* _Task instructions_
1. Decide whether each statement agrees with the text on donor stewardship challenges, answering yes or no and quoting the text's deciding words: (a) Limited resources are said to promote creativity. (b) The text advises hiring only full-time fundraising professionals. (c) Fear is described as rational.
2. Continue the text on donor stewardship challenges from the point where it ends.
++++ Page text ++++
This is such a sensitive and multidimensional issue that hiring a third party professional is probably the best way to go. The consultant will assess the situation, conduct board self-evaluation, perform other necessary evaluations and data collection, and then propose a personalized course of action to build new and/or engage old leadership.
Fear of Fundraising
This could be yet another reason behind the donor stewardship challenge. We all know about fear: it is irrational; it penetrates and paralyzes us from within. Since organizations are run by people, their fears of fundraising can penetrate and paralyze the organization, too.
If this is your challenge the solution is education, training, and practice. How do we fight fear? By facing it. Have your staff and board participate in a professionally facilitated educational session that creates a safe space for people to discuss and address their fears of fundraising. Paired with further education about the culture of philanthropy, the discussion of different roles, and the development of other steps the organization will need to take to continue on its new path, you can start affecting the change on an individual as well as an organizational level.
Limited resources are a common reason (and excuse) used by organizations. Limited resources in and of themselves are not a bad thing because they promote creativity. And, they are not an unusual reality for most organizations, including for-profit businesses. How we choose to use those resources is what really matters.
In this particular case, if we are to invest them in proper stewardship, it will result in additional resources – problem solved! If you don’t have a fundraising professional then invest in hiring the right person or people, either part-time or full-time, depending on the scope of your fundraising efforts.
Also remember that while your entire board has to be involved in fundraising by making their own contributions and by helping you in other ways, creating a dedicated fundraising or development committee will help you to offset your limited resources.
As with lack of leadership, this could be a much larger problem but, more often than not, it’s specific to fundraising planning. In other words, even the organizations that do a good job at having their strategic and working plans current and active often do not have clear fundraising and stewardship plans.
As the saying goes, failing to plan is planning to fail. So invest in comprehensive fundraising planning and training on the institutional level.
Confusion over fundraising roles and responsibilities among staff, board, and volunteers is a frequent contributor to poor stewardship. Imagine being on a small plane with a pilot and a flight attendant who are confused about their roles and responsibilities. Would you like to be a passenger on that plane? I wouldn’t. That’s why it is essential for the staff, board, and volunteers involved in fundraising to establish a strong partnership built on clearly defined roles and responsibilities.
The key is open, frequent, and early communication between all of the players as well as continuing education. As with fear of fundraising, a facilitated gathering, which clearly defines roles and responsibilities – taking into account the strengths and preferences of board members, volunteers, and staff – will benefit the organization tremendously. Just make sure that those discussions are ongoing, driven by the individual goals and realities of each organization, and result in written agreements like job descriptions, individual portfolios, and a schedule of ongoing meetings to support individual and group efforts, etc.
++++ Information shown ++++
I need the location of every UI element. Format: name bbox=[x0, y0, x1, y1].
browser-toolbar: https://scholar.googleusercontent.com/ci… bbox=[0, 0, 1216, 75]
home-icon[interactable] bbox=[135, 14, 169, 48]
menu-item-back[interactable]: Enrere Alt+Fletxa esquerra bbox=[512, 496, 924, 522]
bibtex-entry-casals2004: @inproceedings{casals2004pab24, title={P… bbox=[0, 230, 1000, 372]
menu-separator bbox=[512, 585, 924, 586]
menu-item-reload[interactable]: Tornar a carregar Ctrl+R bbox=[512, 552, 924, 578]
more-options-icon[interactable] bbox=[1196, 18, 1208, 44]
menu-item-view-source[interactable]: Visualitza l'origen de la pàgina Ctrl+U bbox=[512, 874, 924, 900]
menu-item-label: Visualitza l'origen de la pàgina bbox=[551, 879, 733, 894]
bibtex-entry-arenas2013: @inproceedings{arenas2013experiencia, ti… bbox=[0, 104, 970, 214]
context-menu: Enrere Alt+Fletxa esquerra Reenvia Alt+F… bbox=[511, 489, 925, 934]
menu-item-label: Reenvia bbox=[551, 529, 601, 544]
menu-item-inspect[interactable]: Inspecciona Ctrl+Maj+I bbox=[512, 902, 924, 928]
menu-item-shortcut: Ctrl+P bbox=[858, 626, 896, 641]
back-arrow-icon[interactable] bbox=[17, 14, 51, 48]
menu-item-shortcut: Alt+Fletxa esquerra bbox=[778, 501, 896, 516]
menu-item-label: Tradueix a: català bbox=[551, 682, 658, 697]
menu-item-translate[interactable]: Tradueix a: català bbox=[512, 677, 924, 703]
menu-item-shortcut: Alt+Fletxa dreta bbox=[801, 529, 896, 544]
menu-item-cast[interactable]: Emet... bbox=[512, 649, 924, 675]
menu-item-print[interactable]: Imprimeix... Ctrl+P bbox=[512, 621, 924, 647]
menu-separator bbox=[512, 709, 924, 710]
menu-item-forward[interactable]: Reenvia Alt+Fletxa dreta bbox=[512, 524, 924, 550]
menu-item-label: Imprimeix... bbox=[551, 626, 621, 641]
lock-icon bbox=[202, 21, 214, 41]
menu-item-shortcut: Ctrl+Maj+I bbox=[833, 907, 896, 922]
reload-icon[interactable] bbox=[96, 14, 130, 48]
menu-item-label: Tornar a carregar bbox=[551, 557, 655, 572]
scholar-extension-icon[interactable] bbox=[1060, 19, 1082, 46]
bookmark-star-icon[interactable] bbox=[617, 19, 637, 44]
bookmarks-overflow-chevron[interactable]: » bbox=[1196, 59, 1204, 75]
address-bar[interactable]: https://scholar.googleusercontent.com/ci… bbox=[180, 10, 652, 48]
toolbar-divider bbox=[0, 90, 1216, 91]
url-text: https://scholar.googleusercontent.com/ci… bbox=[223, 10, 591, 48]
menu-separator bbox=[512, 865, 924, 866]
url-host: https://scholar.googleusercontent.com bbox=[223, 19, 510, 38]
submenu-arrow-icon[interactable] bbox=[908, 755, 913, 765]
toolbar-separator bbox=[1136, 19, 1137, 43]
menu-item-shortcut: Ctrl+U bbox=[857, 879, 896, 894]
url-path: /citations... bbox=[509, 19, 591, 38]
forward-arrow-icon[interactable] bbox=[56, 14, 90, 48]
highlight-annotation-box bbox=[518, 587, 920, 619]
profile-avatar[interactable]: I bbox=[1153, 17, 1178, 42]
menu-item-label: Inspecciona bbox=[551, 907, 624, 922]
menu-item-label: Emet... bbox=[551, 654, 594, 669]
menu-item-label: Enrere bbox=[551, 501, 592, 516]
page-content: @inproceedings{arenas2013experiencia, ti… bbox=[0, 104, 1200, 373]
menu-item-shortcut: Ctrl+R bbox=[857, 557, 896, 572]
++++
* _Solved problems_
1.
(a) Yes: "Limited resources in and of themselves are not a bad thing because they promote creativity."
(b) No: "either part-time or full-time, depending on the scope of your fundraising efforts."
(c) No: "it is irrational"

2.
A lack of written fundraising policies can be another reason for stewardship difficulties. Does your organization have a gift acceptance policy? What about a donor recognition and stewardship policy? An endowment policy (if relevant)? A naming opportunity policy? Having these policies in place allows your organization to have clear processes and procedures in core fundraising areas like stewardship. It also promotes further transparency and accountability, which, in turn, improves your ability to fundraise.
No Feedback Structure
The last reason I’d like to offer is the lack of a functional feedback structure. This, once again, could be fundraising specific or representative of a larger cultural challenge within the nonprofit.
Do you have systems in place to regularly receive feedback from your constituencies on everything you do? Is there a culture within your organization to solicit honest feedback during one-on-one sessions, or staff and board meetings? Answering these questions helps you understand whether your organization supports a culture of feedback.
If the culture is in place, but donor stewardship is still suffering and other reasons aren’t responsible for it, then it’s time to look at what kind of feedback structure you utilize with your donors.
Do you ever ask if the donors appreciate how they are being stewarded – both qualitatively and quantitatively? Do you create opportunities for the donors to provide feedback in person, by phone, via a survey, or in a focus group? How else will you know if they are happy and engaged with your organization?
So pick your reason or reasons, and commit to making some positive changes as an organization. Just remember that doing it with the right people around the table is key. Remember that doing something once doesn’t create a lasting and transformative effect. Remember that as you get new board members, volunteers and staff, you need to go through the same trainings and discussions as before, and be ready not to arrive at the same exact agreements and conclusions.
But, above all, remember that fundraising is about building relationships. Saying thank you to your donor after closing a gift should only be the first step in your stewardship process.
Natasha Dresner is a nonprofit development consultant and mentor with the Harold Grinspoon Foundation/JCamp 180. She can be reached at [email protected]
This article originally appeared in The Berkshire Eagle; reprinted with permission.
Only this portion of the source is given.